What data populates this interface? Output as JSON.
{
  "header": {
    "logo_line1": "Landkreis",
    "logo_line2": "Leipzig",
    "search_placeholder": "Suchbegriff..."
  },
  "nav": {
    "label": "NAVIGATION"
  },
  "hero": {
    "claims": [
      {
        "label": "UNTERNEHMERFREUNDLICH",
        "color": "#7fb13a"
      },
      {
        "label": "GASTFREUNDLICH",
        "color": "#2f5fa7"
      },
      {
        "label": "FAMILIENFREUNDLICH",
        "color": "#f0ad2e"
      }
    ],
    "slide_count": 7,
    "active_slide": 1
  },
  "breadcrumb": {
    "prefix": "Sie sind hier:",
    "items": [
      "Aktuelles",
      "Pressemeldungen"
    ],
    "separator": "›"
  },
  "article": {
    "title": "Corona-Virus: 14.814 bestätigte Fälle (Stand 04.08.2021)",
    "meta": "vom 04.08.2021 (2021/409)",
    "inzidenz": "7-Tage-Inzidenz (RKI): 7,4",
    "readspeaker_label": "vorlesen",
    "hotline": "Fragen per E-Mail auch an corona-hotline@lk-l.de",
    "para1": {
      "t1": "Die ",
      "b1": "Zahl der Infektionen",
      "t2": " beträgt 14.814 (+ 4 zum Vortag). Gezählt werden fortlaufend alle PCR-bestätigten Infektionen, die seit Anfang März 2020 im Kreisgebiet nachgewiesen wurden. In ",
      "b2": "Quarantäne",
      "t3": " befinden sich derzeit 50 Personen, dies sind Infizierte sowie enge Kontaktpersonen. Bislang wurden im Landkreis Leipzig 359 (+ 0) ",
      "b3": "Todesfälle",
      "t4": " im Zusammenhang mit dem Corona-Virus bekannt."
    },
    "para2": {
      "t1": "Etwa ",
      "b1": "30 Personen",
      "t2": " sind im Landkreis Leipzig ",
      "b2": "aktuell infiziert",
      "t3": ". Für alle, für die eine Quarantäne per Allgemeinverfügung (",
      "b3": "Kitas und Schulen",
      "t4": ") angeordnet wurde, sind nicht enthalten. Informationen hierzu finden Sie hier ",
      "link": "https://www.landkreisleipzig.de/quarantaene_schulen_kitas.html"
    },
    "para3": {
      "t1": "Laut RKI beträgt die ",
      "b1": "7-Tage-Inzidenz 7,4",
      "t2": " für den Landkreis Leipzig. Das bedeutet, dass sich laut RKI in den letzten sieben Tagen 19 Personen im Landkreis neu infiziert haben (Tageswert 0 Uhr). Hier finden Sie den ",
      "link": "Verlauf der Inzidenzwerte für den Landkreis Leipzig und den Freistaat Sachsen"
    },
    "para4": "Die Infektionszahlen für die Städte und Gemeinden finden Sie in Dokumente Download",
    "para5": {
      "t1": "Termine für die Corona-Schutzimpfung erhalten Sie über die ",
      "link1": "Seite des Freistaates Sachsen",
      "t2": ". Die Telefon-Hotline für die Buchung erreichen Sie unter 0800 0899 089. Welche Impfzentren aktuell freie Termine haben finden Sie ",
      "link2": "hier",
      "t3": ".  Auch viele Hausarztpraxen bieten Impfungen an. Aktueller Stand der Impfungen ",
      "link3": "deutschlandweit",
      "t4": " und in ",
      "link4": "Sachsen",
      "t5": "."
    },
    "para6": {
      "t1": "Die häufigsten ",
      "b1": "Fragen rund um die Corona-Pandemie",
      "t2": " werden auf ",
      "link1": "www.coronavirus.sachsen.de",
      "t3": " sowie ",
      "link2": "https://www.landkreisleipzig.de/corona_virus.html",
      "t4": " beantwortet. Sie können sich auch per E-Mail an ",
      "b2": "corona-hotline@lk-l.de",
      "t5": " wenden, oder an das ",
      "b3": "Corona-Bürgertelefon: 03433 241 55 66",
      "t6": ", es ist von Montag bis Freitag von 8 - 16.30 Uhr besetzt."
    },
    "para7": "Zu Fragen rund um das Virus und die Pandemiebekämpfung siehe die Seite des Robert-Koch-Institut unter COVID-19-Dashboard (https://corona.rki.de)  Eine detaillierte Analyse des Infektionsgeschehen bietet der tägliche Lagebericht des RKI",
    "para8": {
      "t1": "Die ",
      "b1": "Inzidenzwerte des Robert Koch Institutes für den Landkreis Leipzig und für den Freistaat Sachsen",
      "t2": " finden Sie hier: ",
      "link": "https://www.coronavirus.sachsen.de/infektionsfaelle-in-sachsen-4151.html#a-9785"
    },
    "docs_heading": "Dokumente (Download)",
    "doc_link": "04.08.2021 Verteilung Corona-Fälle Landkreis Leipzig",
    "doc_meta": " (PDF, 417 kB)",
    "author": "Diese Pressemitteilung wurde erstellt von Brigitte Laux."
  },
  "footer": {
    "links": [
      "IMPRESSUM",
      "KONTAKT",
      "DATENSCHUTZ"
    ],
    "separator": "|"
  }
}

Assignment => Your task is to show every line of the listing above containing "Personen".

Solution for this task =>
      "t3": " befinden sich derzeit 50 Personen, dies sind Infizierte sowie enge Kontaktpersonen. Bislang wurden im Landkreis Leipzig 359 (+ 0) ",
      "b1": "30 Personen",
      "t2": " für den Landkreis Leipzig. Das bedeutet, dass sich laut RKI in den letzten sieben Tagen 19 Personen im Landkreis neu infiziert haben (Tageswert 0 Uhr). Hier finden Sie den ",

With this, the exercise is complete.